-- Begin RECORDS SUPPLIED --

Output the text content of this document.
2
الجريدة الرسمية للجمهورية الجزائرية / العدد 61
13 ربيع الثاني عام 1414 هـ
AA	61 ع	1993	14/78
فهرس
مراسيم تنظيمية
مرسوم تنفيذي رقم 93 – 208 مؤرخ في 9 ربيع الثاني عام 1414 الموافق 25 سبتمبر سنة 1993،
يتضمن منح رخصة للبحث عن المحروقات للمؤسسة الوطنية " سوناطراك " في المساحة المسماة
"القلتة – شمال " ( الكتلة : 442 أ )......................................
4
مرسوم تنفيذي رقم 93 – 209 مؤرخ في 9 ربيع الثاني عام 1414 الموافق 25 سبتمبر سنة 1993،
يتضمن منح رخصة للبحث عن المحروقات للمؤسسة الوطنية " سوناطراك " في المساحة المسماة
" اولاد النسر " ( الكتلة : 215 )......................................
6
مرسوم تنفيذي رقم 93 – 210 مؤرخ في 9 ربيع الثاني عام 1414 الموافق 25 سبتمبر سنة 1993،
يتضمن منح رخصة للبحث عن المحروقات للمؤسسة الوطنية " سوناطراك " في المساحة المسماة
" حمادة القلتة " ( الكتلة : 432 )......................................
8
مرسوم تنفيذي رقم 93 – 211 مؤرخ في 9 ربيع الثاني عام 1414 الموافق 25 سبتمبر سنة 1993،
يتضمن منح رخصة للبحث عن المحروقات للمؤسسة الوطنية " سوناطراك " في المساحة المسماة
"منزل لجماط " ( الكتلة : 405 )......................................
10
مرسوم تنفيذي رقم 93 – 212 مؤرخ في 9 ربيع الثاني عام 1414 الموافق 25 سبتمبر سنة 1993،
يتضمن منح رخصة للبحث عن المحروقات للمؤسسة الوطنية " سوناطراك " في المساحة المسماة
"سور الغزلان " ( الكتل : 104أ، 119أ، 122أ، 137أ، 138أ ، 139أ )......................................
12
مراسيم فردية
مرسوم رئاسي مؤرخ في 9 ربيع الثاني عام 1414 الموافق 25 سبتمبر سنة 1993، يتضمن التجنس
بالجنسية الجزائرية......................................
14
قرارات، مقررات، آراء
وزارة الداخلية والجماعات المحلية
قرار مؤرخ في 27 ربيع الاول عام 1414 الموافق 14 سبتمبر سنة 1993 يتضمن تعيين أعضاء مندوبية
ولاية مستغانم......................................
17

-- End RECORDS SUPPLIED --

» **GOAL**
Repeat every entry word for word.

» **ANSWER FOR THIS EXERCISE**
Output the text content of this document.
2
الجريدة الرسمية للجمهورية الجزائرية / العدد 61
13 ربيع الثاني عام 1414 هـ
AA	61 ع	1993	14/78
فهرس
مراسيم تنظيمية
مرسوم تنفيذي رقم 93 – 208 مؤرخ في 9 ربيع الثاني عام 1414 الموافق 25 سبتمبر سنة 1993،
يتضمن منح رخصة للبحث عن المحروقات للمؤسسة الوطنية " سوناطراك " في المساحة المسماة
"القلتة – شمال " ( الكتلة : 442 أ )......................................
4
مرسوم تنفيذي رقم 93 – 209 مؤرخ في 9 ربيع الثاني عام 1414 الموافق 25 سبتمبر سنة 1993،
يتضمن منح رخصة للبحث عن المحروقات للمؤسسة الوطنية " سوناطراك " في المساحة المسماة
" اولاد النسر " ( الكتلة : 215 )......................................
6
مرسوم تنفيذي رقم 93 – 210 مؤرخ في 9 ربيع الثاني عام 1414 الموافق 25 سبتمبر سنة 1993،
يتضمن منح رخصة للبحث عن المحروقات للمؤسسة الوطنية " سوناطراك " في المساحة المسماة
" حمادة القلتة " ( الكتلة : 432 )......................................
8
مرسوم تنفيذي رقم 93 – 211 مؤرخ في 9 ربيع الثاني عام 1414 الموافق 25 سبتمبر سنة 1993،
يتضمن منح رخصة للبحث عن المحروقات للمؤسسة الوطنية " سوناطراك " في المساحة المسماة
"منزل لجماط " ( الكتلة : 405 )......................................
10
مرسوم تنفيذي رقم 93 – 212 مؤرخ في 9 ربيع الثاني عام 1414 الموافق 25 سبتمبر سنة 1993،
يتضمن منح رخصة للبحث عن المحروقات للمؤسسة الوطنية " سوناطراك " في المساحة المسماة
"سور الغزلان " ( الكتل : 104أ، 119أ، 122أ، 137أ، 138أ ، 139أ )......................................
12
مراسيم فردية
مرسوم رئاسي مؤرخ في 9 ربيع الثاني عام 1414 الموافق 25 سبتمبر سنة 1993، يتضمن التجنس
بالجنسية الجزائرية......................................
14
قرارات، مقررات، آراء
وزارة الداخلية والجماعات المحلية
قرار مؤرخ في 27 ربيع الاول عام 1414 الموافق 14 سبتمبر سنة 1993 يتضمن تعيين أعضاء مندوبية
ولاية مستغانم......................................
17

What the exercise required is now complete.